_Problem to work on_
Do not carry the pictures over; copy every other part of the entries exactly.

= = = = =

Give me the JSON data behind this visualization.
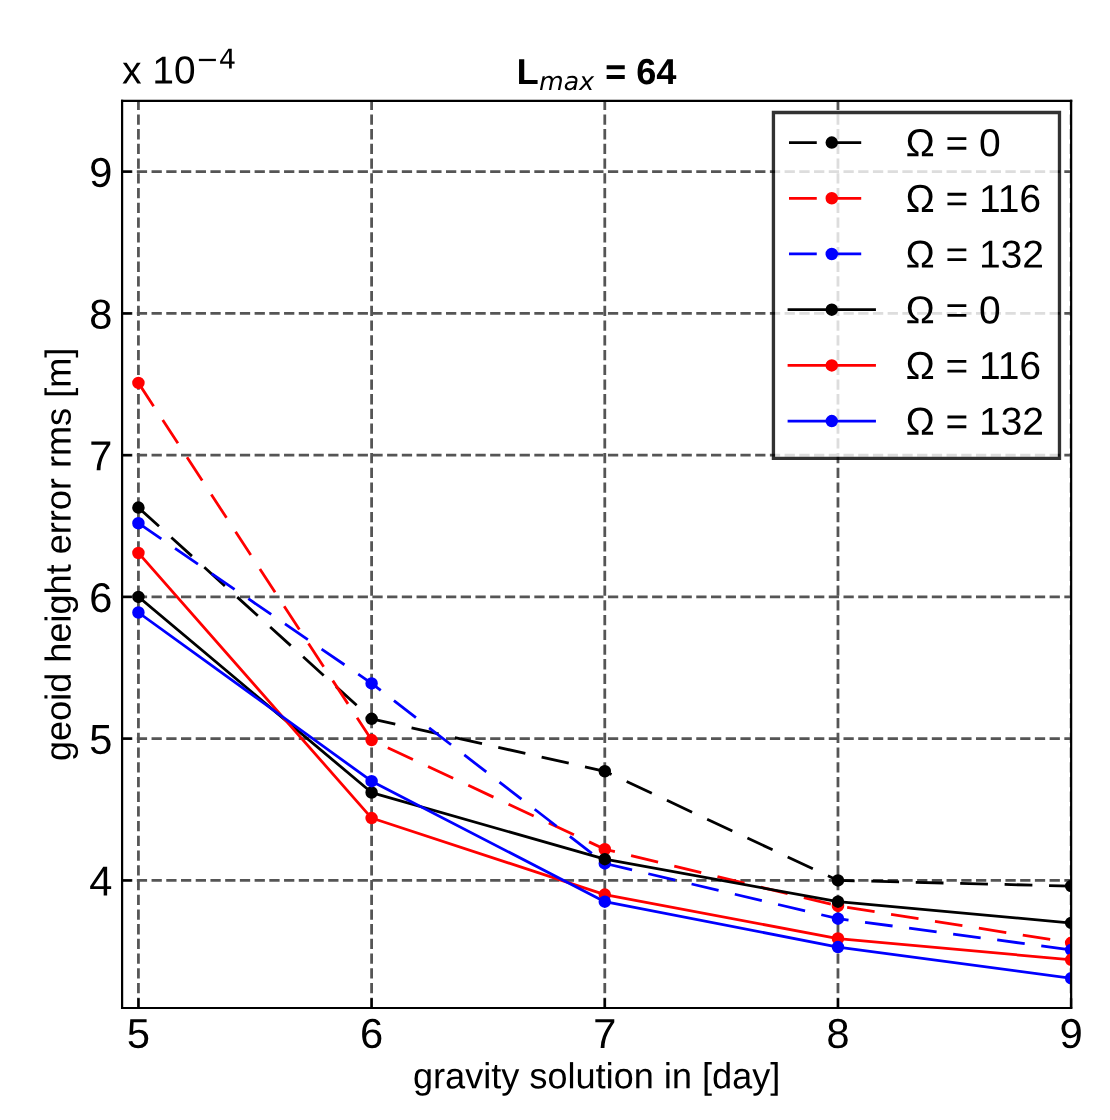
{
  "chart_data": {
    "type": "line",
    "title": "L$_{max}$ = 64",
    "xlabel": "gravity solution in [day]",
    "ylabel": "geoid height error rms [m]",
    "annotations": [
      "x 10$^{−4}$"
    ],
    "x": [
      5,
      6,
      7,
      8,
      9
    ],
    "series": [
      {
        "name": "Ω = 0",
        "color": "#000000",
        "line_style": "dashed",
        "values": [
          6.63,
          5.14,
          4.77,
          4.0,
          3.96
        ]
      },
      {
        "name": "Ω = 116",
        "color": "#ff0000",
        "line_style": "dashed",
        "values": [
          7.51,
          4.99,
          4.22,
          3.82,
          3.56
        ]
      },
      {
        "name": "Ω = 132",
        "color": "#0000ff",
        "line_style": "dashed",
        "values": [
          6.52,
          5.39,
          4.12,
          3.73,
          3.51
        ]
      },
      {
        "name": "Ω = 0",
        "color": "#000000",
        "line_style": "solid",
        "values": [
          6.0,
          4.62,
          4.15,
          3.85,
          3.7
        ]
      },
      {
        "name": "Ω = 116",
        "color": "#ff0000",
        "line_style": "solid",
        "values": [
          6.31,
          4.44,
          3.9,
          3.59,
          3.44
        ]
      },
      {
        "name": "Ω = 132",
        "color": "#0000ff",
        "line_style": "solid",
        "values": [
          5.89,
          4.7,
          3.85,
          3.53,
          3.31
        ]
      }
    ],
    "xlim": [
      4.93,
      9
    ],
    "ylim": [
      3.1,
      9.5
    ],
    "xticks": [
      5,
      6,
      7,
      8,
      9
    ],
    "yticks": [
      4,
      5,
      6,
      7,
      8,
      9
    ],
    "grid": true,
    "legend": "top right",
    "marker": "circle"
  }
}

= = = = =

_Written response_
Give me the JSON data behind this visualization.
{
  "chart_data": {
    "type": "line",
    "title": "L$_{max}$ = 64",
    "xlabel": "gravity solution in [day]",
    "ylabel": "geoid height error rms [m]",
    "annotations": [
      "x 10$^{−4}$"
    ],
    "x": [
      5,
      6,
      7,
      8,
      9
    ],
    "series": [
      {
        "name": "Ω = 0",
        "color": "#000000",
        "line_style": "dashed",
        "values": [
          6.63,
          5.14,
          4.77,
          4.0,
          3.96
        ]
      },
      {
        "name": "Ω = 116",
        "color": "#ff0000",
        "line_style": "dashed",
        "values": [
          7.51,
          4.99,
          4.22,
          3.82,
          3.56
        ]
      },
      {
        "name": "Ω = 132",
        "color": "#0000ff",
        "line_style": "dashed",
        "values": [
          6.52,
          5.39,
          4.12,
          3.73,
          3.51
        ]
      },
      {
        "name": "Ω = 0",
        "color": "#000000",
        "line_style": "solid",
        "values": [
          6.0,
          4.62,
          4.15,
          3.85,
          3.7
        ]
      },
      {
        "name": "Ω = 116",
        "color": "#ff0000",
        "line_style": "solid",
        "values": [
          6.31,
          4.44,
          3.9,
          3.59,
          3.44
        ]
      },
      {
        "name": "Ω = 132",
        "color": "#0000ff",
        "line_style": "solid",
        "values": [
          5.89,
          4.7,
          3.85,
          3.53,
          3.31
        ]
      }
    ],
    "xlim": [
      4.93,
      9
    ],
    "ylim": [
      3.1,
      9.5
    ],
    "xticks": [
      5,
      6,
      7,
      8,
      9
    ],
    "yticks": [
      4,
      5,
      6,
      7,
      8,
      9
    ],
    "grid": true,
    "legend": "top right",
    "marker": "circle"
  }
}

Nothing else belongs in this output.